Work to do — Go through the data and copy every line exactly, but not the images.

(Recorded data)
▼

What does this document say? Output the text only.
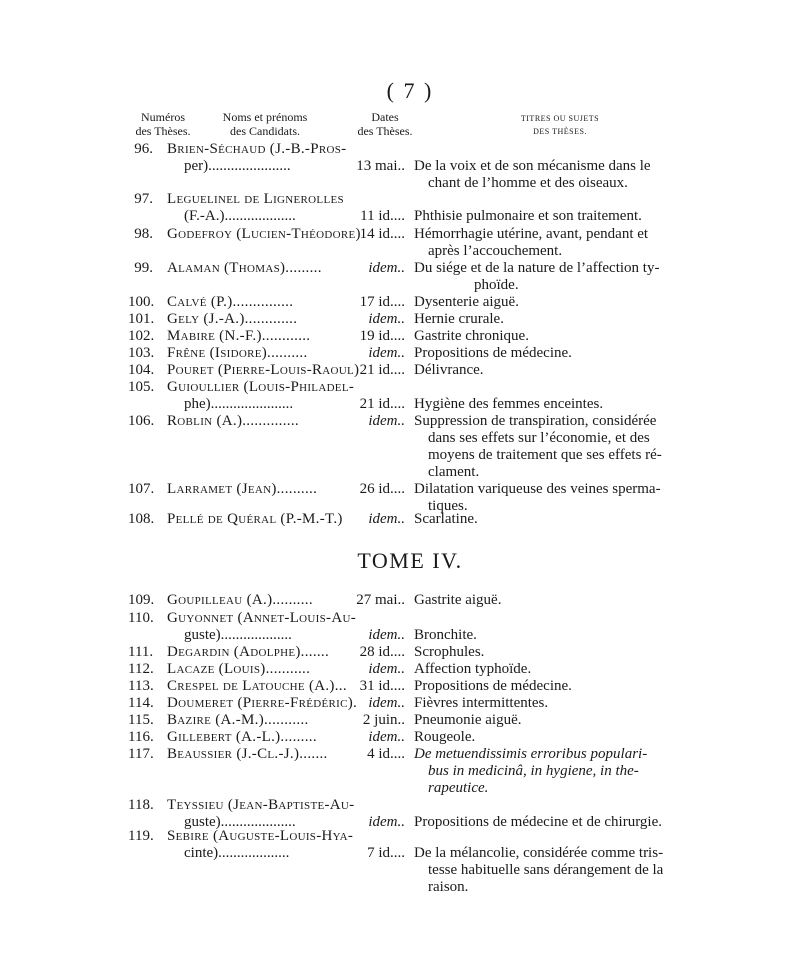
( 7 )
Numéros
des Thèses.
Noms et prénoms
des Candidats.
Dates
des Thèses.
TITRES OU SUJETS
DES THÈSES.
96. Brien-Séchaud (J.-B.-Pros-
per)......................	13 mai.. De la voix et de son mécanisme dans le
chant de l’homme et des oiseaux.
97. Leguelinel de Lignerolles
(F.-A.)...................	11 id.... Phthisie pulmonaire et son traitement.
98. Godefroy (Lucien-Théodore)
14 id.... Hémorrhagie utérine, avant, pendant et
après l’accouchement.
99. Alaman (Thomas).........	idem.. Du siége et de la nature de l’affection ty-
phoïde.
100. Calvé (P.)...............	17 id.... Dysenterie aiguë.
101. Gely (J.-A.).............	idem.. Hernie crurale.
102. Mabire (N.-F.)............	19 id.... Gastrite chronique.
103. Frêne (Isidore)..........	idem.. Propositions de médecine.
104. Pouret (Pierre-Louis-Raoul) 21 id.... Délivrance.
105. Guioullier (Louis-Philadel-
phe)......................	21 id.... Hygiène des femmes enceintes.
106. Roblin (A.)..............	idem.. Suppression de transpiration, considérée
dans ses effets sur l’économie, et des
moyens de traitement que ses effets ré-
clament.
107. Larramet (Jean)..........	26 id.... Dilatation variqueuse des veines sperma-
tiques.
108. Pellé de Quéral (P.-M.-T.)	idem.. Scarlatine.
TOME IV.
109. Goupilleau (A.)..........	27 mai.. Gastrite aiguë.
110. Guyonnet (Annet-Louis-Au-
guste)...................	idem.. Bronchite.
111. Degardin (Adolphe).......	28 id.... Scrophules.
112. Lacaze (Louis)...........	idem.. Affection typhoïde.
113. Crespel de Latouche (A.)... 31 id.... Propositions de médecine.
114. Doumeret (Pierre-Frédéric). idem.. Fièvres intermittentes.
115. Bazire (A.-M.)...........	2 juin.. Pneumonie aiguë.
116. Gillebert (A.-L.).........	idem.. Rougeole.
117. Beaussier (J.-Cl.-J.).......	4 id.... De metuendissimis erroribus populari-
bus in medicinâ, in hygiene, in the-
rapeutice.
118. Teyssieu (Jean-Baptiste-Au-
guste)....................	idem.. Propositions de médecine et de chirurgie.
119. Sebire (Auguste-Louis-Hya-
cinte)...................	7 id.... De la mélancolie, considérée comme tris-
tesse habituelle sans dérangement de la
raison.
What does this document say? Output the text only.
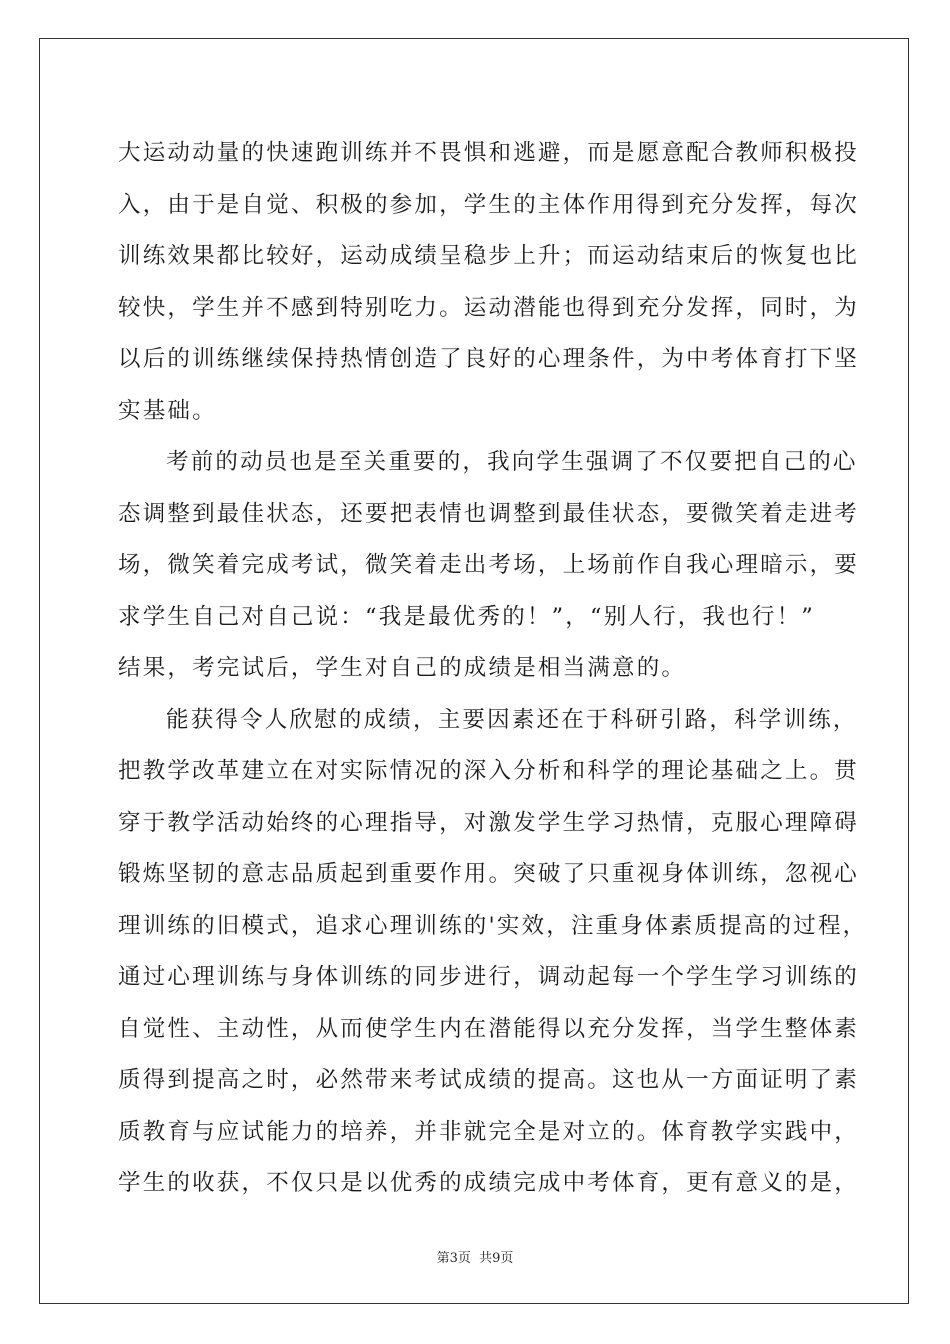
大运动动量的快速跑训练并不畏惧和逃避，而是愿意配合教师积极投
入，由于是自觉、积极的参加，学生的主体作用得到充分发挥，每次
训练效果都比较好，运动成绩呈稳步上升；而运动结束后的恢复也比
较快，学生并不感到特别吃力。运动潜能也得到充分发挥，同时，为
以后的训练继续保持热情创造了良好的心理条件，为中考体育打下坚
实基础。
考前的动员也是至关重要的，我向学生强调了不仅要把自己的心
态调整到最佳状态，还要把表情也调整到最佳状态，要微笑着走进考
场，微笑着完成考试，微笑着走出考场，上场前作自我心理暗示，要
求学生自己对自己说：“我是最优秀的！”，“别人行，我也行！”
结果，考完试后，学生对自己的成绩是相当满意的。
能获得令人欣慰的成绩，主要因素还在于科研引路，科学训练，
把教学改革建立在对实际情况的深入分析和科学的理论基础之上。贯
穿于教学活动始终的心理指导，对激发学生学习热情，克服心理障碍
锻炼坚韧的意志品质起到重要作用。突破了只重视身体训练，忽视心
理训练的旧模式，追求心理训练的'实效，注重身体素质提高的过程，
通过心理训练与身体训练的同步进行，调动起每一个学生学习训练的
自觉性、主动性，从而使学生内在潜能得以充分发挥，当学生整体素
质得到提高之时，必然带来考试成绩的提高。这也从一方面证明了素
质教育与应试能力的培养，并非就完全是对立的。体育教学实践中，
学生的收获，不仅只是以优秀的成绩完成中考体育，更有意义的是，
第3页 共9页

▲

Exercise response —
What does this document say? Output the text only.
( 7 )
Numéros
des Thèses.
Noms et prénoms
des Candidats.
Dates
des Thèses.
TITRES OU SUJETS
DES THÈSES.
96. Brien-Séchaud (J.-B.-Pros-
per)......................	13 mai.. De la voix et de son mécanisme dans le
chant de l’homme et des oiseaux.
97. Leguelinel de Lignerolles
(F.-A.)...................	11 id.... Phthisie pulmonaire et son traitement.
98. Godefroy (Lucien-Théodore)
14 id.... Hémorrhagie utérine, avant, pendant et
après l’accouchement.
99. Alaman (Thomas).........	idem.. Du siége et de la nature de l’affection ty-
phoïde.
100. Calvé (P.)...............	17 id.... Dysenterie aiguë.
101. Gely (J.-A.).............	idem.. Hernie crurale.
102. Mabire (N.-F.)............	19 id.... Gastrite chronique.
103. Frêne (Isidore)..........	idem.. Propositions de médecine.
104. Pouret (Pierre-Louis-Raoul) 21 id.... Délivrance.
105. Guioullier (Louis-Philadel-
phe)......................	21 id.... Hygiène des femmes enceintes.
106. Roblin (A.)..............	idem.. Suppression de transpiration, considérée
dans ses effets sur l’économie, et des
moyens de traitement que ses effets ré-
clament.
107. Larramet (Jean)..........	26 id.... Dilatation variqueuse des veines sperma-
tiques.
108. Pellé de Quéral (P.-M.-T.)	idem.. Scarlatine.
TOME IV.
109. Goupilleau (A.)..........	27 mai.. Gastrite aiguë.
110. Guyonnet (Annet-Louis-Au-
guste)...................	idem.. Bronchite.
111. Degardin (Adolphe).......	28 id.... Scrophules.
112. Lacaze (Louis)...........	idem.. Affection typhoïde.
113. Crespel de Latouche (A.)... 31 id.... Propositions de médecine.
114. Doumeret (Pierre-Frédéric). idem.. Fièvres intermittentes.
115. Bazire (A.-M.)...........	2 juin.. Pneumonie aiguë.
116. Gillebert (A.-L.).........	idem.. Rougeole.
117. Beaussier (J.-Cl.-J.).......	4 id.... De metuendissimis erroribus populari-
bus in medicinâ, in hygiene, in the-
rapeutice.
118. Teyssieu (Jean-Baptiste-Au-
guste)....................	idem.. Propositions de médecine et de chirurgie.
119. Sebire (Auguste-Louis-Hya-
cinte)...................	7 id.... De la mélancolie, considérée comme tris-
tesse habituelle sans dérangement de la
raison.
What does this document say? Output the text only.
大运动动量的快速跑训练并不畏惧和逃避，而是愿意配合教师积极投
入，由于是自觉、积极的参加，学生的主体作用得到充分发挥，每次
训练效果都比较好，运动成绩呈稳步上升；而运动结束后的恢复也比
较快，学生并不感到特别吃力。运动潜能也得到充分发挥，同时，为
以后的训练继续保持热情创造了良好的心理条件，为中考体育打下坚
实基础。
考前的动员也是至关重要的，我向学生强调了不仅要把自己的心
态调整到最佳状态，还要把表情也调整到最佳状态，要微笑着走进考
场，微笑着完成考试，微笑着走出考场，上场前作自我心理暗示，要
求学生自己对自己说：“我是最优秀的！”，“别人行，我也行！”
结果，考完试后，学生对自己的成绩是相当满意的。
能获得令人欣慰的成绩，主要因素还在于科研引路，科学训练，
把教学改革建立在对实际情况的深入分析和科学的理论基础之上。贯
穿于教学活动始终的心理指导，对激发学生学习热情，克服心理障碍
锻炼坚韧的意志品质起到重要作用。突破了只重视身体训练，忽视心
理训练的旧模式，追求心理训练的'实效，注重身体素质提高的过程，
通过心理训练与身体训练的同步进行，调动起每一个学生学习训练的
自觉性、主动性，从而使学生内在潜能得以充分发挥，当学生整体素
质得到提高之时，必然带来考试成绩的提高。这也从一方面证明了素
质教育与应试能力的培养，并非就完全是对立的。体育教学实践中，
学生的收获，不仅只是以优秀的成绩完成中考体育，更有意义的是，
第3页 共9页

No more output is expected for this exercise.